Element box records:
────

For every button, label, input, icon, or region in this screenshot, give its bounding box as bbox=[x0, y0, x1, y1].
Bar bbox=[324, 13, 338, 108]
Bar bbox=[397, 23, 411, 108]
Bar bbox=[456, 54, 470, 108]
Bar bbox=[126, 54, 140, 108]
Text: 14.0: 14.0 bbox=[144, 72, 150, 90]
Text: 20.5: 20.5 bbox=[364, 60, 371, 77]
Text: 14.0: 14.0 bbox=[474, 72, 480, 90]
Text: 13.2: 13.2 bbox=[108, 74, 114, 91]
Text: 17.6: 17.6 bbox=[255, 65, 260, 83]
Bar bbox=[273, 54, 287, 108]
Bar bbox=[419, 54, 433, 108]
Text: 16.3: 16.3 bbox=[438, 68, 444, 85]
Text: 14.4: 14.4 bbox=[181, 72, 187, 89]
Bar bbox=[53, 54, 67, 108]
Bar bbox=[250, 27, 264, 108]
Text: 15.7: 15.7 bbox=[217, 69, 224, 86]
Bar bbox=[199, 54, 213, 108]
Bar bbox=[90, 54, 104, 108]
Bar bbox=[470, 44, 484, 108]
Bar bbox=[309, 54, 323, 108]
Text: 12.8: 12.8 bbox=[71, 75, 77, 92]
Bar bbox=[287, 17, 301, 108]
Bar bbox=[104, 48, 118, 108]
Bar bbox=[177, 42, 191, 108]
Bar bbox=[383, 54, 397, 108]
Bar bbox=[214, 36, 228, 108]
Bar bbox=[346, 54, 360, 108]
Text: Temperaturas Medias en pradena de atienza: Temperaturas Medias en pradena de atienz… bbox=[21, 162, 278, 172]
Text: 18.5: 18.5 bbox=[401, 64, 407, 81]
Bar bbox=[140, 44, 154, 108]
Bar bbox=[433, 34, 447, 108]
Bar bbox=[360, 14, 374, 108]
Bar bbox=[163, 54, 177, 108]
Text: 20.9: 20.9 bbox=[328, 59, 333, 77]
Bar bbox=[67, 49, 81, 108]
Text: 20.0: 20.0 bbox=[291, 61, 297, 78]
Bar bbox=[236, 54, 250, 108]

────

Turn the material into a numbered list, starting at its first line and ending with the line that holds "Bar bbox=[53, 54, 67, 108]", both included. Leave out any blank lines.

1. For every button, label, input, icon, or region in this screenshot, give its bounding box as bbox=[x0, y0, x1, y1].
2. Bar bbox=[324, 13, 338, 108]
3. Bar bbox=[397, 23, 411, 108]
4. Bar bbox=[456, 54, 470, 108]
5. Bar bbox=[126, 54, 140, 108]
6. Text: 14.0: 14.0 bbox=[144, 72, 150, 90]
7. Text: 20.5: 20.5 bbox=[364, 60, 371, 77]
8. Text: 14.0: 14.0 bbox=[474, 72, 480, 90]
9. Text: 13.2: 13.2 bbox=[108, 74, 114, 91]
10. Text: 17.6: 17.6 bbox=[255, 65, 260, 83]
11. Bar bbox=[273, 54, 287, 108]
12. Bar bbox=[419, 54, 433, 108]
13. Text: 16.3: 16.3 bbox=[438, 68, 444, 85]
14. Text: 14.4: 14.4 bbox=[181, 72, 187, 89]
15. Bar bbox=[53, 54, 67, 108]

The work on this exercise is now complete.